■ **Problem requirements**: Search the listing below for the string "coil" and show each line that contains it.

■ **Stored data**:
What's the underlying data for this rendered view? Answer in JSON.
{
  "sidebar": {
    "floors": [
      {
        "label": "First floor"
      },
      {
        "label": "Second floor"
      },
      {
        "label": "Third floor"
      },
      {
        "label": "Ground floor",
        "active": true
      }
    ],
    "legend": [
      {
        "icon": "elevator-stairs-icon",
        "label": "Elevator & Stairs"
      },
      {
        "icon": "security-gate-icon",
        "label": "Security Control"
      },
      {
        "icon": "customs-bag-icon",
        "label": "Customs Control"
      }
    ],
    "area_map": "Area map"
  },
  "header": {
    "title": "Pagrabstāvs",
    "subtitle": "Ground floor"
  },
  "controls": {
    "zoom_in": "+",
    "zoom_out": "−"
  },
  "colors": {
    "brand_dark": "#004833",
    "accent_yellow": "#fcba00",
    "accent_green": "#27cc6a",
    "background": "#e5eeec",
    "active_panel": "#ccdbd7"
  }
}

--

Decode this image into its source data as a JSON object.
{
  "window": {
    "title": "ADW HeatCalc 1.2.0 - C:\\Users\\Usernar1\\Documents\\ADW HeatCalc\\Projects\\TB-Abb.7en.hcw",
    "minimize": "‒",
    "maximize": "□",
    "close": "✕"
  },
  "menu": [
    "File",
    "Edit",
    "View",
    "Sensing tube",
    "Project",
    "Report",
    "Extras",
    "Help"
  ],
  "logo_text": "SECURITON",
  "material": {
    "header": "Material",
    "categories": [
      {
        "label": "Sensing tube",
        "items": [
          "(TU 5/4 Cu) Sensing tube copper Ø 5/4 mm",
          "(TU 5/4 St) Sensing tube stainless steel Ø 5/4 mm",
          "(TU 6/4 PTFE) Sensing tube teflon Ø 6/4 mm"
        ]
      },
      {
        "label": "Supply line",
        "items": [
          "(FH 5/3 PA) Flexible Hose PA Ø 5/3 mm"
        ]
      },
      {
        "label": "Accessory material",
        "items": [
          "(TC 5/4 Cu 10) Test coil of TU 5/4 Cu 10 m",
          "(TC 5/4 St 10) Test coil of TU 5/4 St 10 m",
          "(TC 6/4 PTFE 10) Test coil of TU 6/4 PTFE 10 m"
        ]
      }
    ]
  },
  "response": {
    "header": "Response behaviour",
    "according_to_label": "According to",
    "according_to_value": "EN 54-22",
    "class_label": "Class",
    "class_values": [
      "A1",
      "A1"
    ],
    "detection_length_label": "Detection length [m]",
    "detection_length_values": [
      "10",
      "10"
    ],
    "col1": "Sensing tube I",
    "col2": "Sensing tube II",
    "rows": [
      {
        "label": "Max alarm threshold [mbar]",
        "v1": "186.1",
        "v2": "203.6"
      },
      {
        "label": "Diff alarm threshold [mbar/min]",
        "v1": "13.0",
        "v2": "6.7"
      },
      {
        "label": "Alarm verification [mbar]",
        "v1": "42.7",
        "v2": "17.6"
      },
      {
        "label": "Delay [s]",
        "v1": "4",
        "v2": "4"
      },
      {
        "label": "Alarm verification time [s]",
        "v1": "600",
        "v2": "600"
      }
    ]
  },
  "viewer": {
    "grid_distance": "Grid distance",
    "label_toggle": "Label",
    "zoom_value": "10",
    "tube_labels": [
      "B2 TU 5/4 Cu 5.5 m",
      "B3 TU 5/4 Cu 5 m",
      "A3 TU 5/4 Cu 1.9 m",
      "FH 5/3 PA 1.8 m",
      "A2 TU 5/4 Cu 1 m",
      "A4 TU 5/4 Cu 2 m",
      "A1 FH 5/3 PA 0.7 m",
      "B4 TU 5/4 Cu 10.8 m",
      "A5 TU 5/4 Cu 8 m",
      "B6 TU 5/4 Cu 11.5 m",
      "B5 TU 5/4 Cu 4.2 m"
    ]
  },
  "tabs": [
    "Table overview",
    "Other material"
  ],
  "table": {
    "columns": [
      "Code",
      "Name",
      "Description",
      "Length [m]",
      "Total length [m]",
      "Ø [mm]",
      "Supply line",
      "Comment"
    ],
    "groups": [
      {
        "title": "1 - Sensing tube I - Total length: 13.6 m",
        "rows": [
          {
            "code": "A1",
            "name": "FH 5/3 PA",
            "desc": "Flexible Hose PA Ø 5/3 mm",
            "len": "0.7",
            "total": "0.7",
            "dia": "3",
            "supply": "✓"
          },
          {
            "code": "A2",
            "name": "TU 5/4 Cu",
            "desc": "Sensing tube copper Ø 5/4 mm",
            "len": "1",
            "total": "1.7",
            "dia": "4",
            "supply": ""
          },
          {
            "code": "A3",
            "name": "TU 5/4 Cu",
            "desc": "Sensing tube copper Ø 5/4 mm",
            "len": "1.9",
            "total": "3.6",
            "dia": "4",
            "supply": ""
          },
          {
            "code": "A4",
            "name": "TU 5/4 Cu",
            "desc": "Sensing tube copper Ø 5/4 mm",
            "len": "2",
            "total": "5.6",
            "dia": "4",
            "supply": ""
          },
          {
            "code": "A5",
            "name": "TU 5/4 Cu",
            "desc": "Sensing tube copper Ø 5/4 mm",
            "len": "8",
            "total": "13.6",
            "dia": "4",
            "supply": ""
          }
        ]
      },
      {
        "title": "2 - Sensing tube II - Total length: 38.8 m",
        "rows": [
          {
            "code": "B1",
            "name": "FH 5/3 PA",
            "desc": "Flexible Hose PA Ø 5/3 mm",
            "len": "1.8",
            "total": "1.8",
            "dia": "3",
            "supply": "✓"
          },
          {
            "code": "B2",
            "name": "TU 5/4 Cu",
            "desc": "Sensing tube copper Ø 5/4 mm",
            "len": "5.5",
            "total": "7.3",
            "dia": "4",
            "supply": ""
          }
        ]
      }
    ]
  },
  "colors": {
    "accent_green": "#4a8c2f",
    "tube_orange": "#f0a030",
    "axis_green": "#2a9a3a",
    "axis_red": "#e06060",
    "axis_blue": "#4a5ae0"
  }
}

■ **Exercise output**:
          "(TC 5/4 Cu 10) Test coil of TU 5/4 Cu 10 m",
          "(TC 5/4 St 10) Test coil of TU 5/4 St 10 m",
          "(TC 6/4 PTFE 10) Test coil of TU 6/4 PTFE 10 m"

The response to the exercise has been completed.